From the entries below, gather every line containing the string "FVIII".

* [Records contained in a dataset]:
------------------------

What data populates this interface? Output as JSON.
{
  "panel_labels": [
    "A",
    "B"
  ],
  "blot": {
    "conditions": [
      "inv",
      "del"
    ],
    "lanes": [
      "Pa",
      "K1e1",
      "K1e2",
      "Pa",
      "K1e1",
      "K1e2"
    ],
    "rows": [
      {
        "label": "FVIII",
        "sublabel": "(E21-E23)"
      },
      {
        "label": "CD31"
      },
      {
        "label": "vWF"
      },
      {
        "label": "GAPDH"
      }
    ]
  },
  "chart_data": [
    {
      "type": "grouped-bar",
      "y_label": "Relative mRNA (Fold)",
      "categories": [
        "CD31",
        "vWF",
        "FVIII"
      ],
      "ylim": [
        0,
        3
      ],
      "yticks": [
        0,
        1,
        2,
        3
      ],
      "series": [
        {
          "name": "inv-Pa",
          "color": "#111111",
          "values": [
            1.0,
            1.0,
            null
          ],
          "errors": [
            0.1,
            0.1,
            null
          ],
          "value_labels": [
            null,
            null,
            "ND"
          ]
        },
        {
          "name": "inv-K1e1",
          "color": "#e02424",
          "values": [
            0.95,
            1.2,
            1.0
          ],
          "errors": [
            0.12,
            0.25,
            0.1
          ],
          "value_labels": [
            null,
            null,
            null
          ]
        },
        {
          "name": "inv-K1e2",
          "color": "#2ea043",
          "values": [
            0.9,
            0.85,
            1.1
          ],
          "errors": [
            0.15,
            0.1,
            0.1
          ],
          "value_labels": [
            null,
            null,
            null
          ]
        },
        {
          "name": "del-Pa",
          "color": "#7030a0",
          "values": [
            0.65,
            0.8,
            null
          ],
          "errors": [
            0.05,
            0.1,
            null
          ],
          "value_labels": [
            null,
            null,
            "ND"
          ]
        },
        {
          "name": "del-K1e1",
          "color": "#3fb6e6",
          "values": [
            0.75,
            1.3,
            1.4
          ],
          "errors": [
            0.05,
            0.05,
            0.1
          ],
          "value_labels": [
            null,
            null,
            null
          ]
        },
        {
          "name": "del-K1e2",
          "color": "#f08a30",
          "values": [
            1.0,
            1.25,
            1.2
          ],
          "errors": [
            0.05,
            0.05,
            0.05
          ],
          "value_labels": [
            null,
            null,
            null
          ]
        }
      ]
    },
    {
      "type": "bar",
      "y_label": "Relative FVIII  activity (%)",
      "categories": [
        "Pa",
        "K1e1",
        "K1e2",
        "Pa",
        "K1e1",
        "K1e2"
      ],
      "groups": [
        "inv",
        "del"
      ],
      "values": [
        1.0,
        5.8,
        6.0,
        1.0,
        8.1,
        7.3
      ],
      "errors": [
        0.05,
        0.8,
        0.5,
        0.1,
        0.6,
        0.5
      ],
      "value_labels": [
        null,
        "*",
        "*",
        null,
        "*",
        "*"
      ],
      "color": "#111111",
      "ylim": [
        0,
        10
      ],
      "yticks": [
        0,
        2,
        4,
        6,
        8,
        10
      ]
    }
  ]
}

------------------------

* [Finished exercise]:
        "label": "FVIII",
        "FVIII"
      "y_label": "Relative FVIII  activity (%)",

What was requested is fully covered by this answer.